---------- Supplied records ----------

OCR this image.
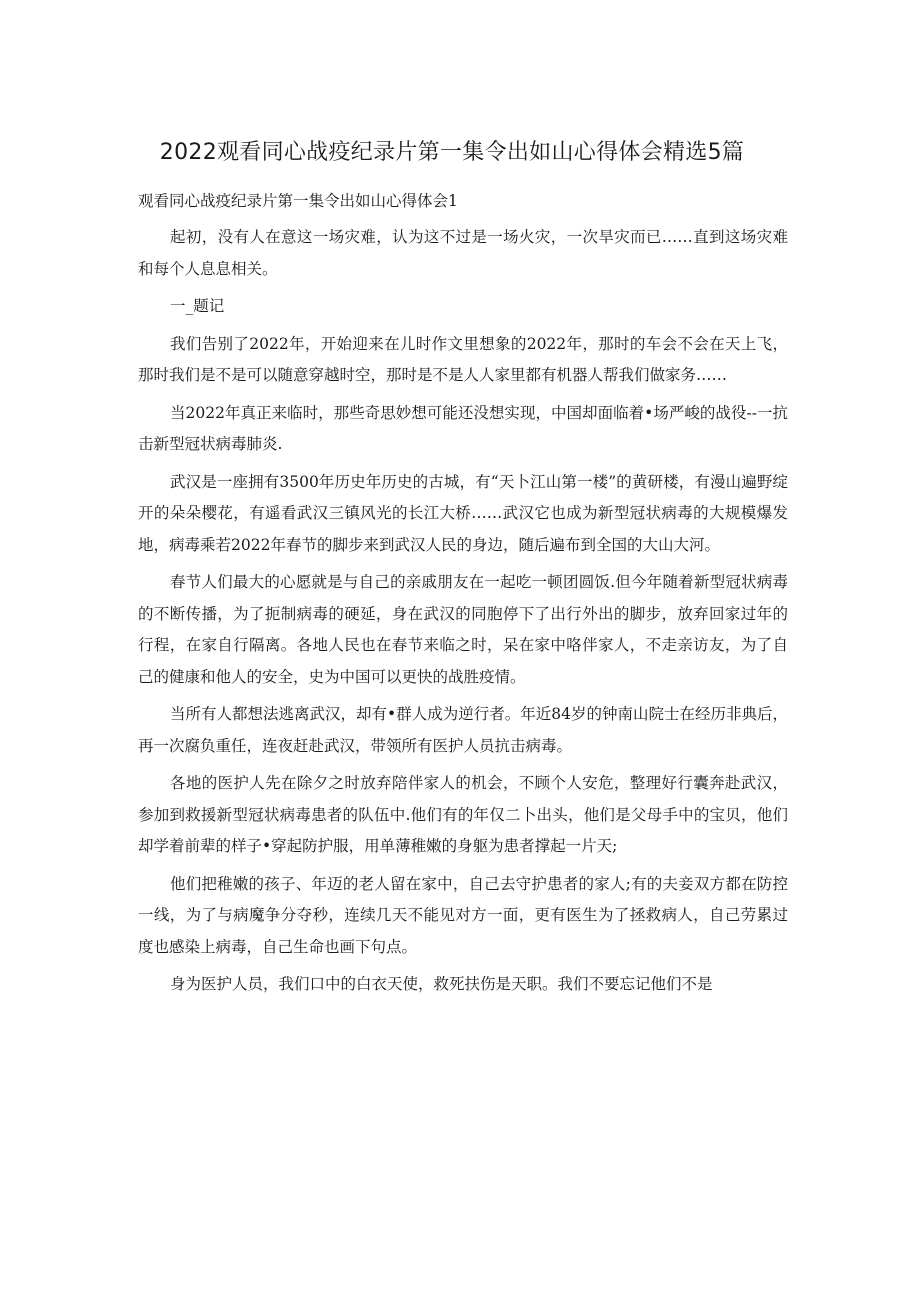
2022观看同心战疫纪录片第一集令出如山心得体会精选5篇

观看同心战疫纪录片第一集令出如山心得体会1

起初，没有人在意这一场灾难，认为这不过是一场火灾，一次旱灾而已……直到这场灾难和每个人息息相关。

一_题记

我们告别了2022年，开始迎来在儿时作文里想象的2022年，那时的车会不会在天上飞，那时我们是不是可以随意穿越时空，那时是不是人人家里都有机器人帮我们做家务……

当2022年真正来临时，那些奇思妙想可能还没想实现，中国却面临着•场严峻的战役--一抗击新型冠状病毒肺炎.

武汉是一座拥有3500年历史年历史的古城，有“天卜江山第一楼”的黄研楼，有漫山遍野绽开的朵朵樱花，有遥看武汉三镇风光的长江大桥……武汉它也成为新型冠状病毒的大规模爆发地，病毒乘若2022年春节的脚步来到武汉人民的身边，随后遍布到全国的大山大河。

春节人们最大的心愿就是与自己的亲戚朋友在一起吃一顿团圆饭.但今年随着新型冠状病毒的不断传播，为了扼制病毒的硬延，身在武汉的同胞停下了出行外出的脚步，放弃回家过年的行程，在家自行隔离。各地人民也在春节来临之时，呆在家中咯伴家人，不走亲访友，为了自己的健康和他人的安全，史为中国可以更快的战胜疫情。

当所有人都想法逃离武汉，却有•群人成为逆行者。年近84岁的钟南山院士在经历非典后，再一次腐负重任，连夜赶赴武汉，带领所有医护人员抗击病毒。

各地的医护人先在除夕之时放弃陪伴家人的机会，不顾个人安危，整理好行囊奔赴武汉，参加到救援新型冠状病毒患者的队伍中.他们有的年仅二卜出头，他们是父母手中的宝贝，他们却学着前辈的样子•穿起防护服，用单薄稚嫩的身躯为患者撑起一片天;

他们把稚嫩的孩子、年迈的老人留在家中，自己去守护患者的家人;有的夫妾双方都在防控一线，为了与病魔争分夺秒，连续几天不能见对方一面，更有医生为了拯救病人，自己劳累过度也感染上病毒，自己生命也画下句点。

身为医护人员，我们口中的白衣天使，救死扶伤是天职。我们不要忘记他们不是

----------

*Requirements:*
From the material above, copy everything exactly but the pictures.

*Solution to the exercise:*
OCR this image.
2022观看同心战疫纪录片第一集令出如山心得体会精选5篇

观看同心战疫纪录片第一集令出如山心得体会1

起初，没有人在意这一场灾难，认为这不过是一场火灾，一次旱灾而已……直到这场灾难和每个人息息相关。

一_题记

我们告别了2022年，开始迎来在儿时作文里想象的2022年，那时的车会不会在天上飞，那时我们是不是可以随意穿越时空，那时是不是人人家里都有机器人帮我们做家务……

当2022年真正来临时，那些奇思妙想可能还没想实现，中国却面临着•场严峻的战役--一抗击新型冠状病毒肺炎.

武汉是一座拥有3500年历史年历史的古城，有“天卜江山第一楼”的黄研楼，有漫山遍野绽开的朵朵樱花，有遥看武汉三镇风光的长江大桥……武汉它也成为新型冠状病毒的大规模爆发地，病毒乘若2022年春节的脚步来到武汉人民的身边，随后遍布到全国的大山大河。

春节人们最大的心愿就是与自己的亲戚朋友在一起吃一顿团圆饭.但今年随着新型冠状病毒的不断传播，为了扼制病毒的硬延，身在武汉的同胞停下了出行外出的脚步，放弃回家过年的行程，在家自行隔离。各地人民也在春节来临之时，呆在家中咯伴家人，不走亲访友，为了自己的健康和他人的安全，史为中国可以更快的战胜疫情。

当所有人都想法逃离武汉，却有•群人成为逆行者。年近84岁的钟南山院士在经历非典后，再一次腐负重任，连夜赶赴武汉，带领所有医护人员抗击病毒。

各地的医护人先在除夕之时放弃陪伴家人的机会，不顾个人安危，整理好行囊奔赴武汉，参加到救援新型冠状病毒患者的队伍中.他们有的年仅二卜出头，他们是父母手中的宝贝，他们却学着前辈的样子•穿起防护服，用单薄稚嫩的身躯为患者撑起一片天;

他们把稚嫩的孩子、年迈的老人留在家中，自己去守护患者的家人;有的夫妾双方都在防控一线，为了与病魔争分夺秒，连续几天不能见对方一面，更有医生为了拯救病人，自己劳累过度也感染上病毒，自己生命也画下句点。

身为医护人员，我们口中的白衣天使，救死扶伤是天职。我们不要忘记他们不是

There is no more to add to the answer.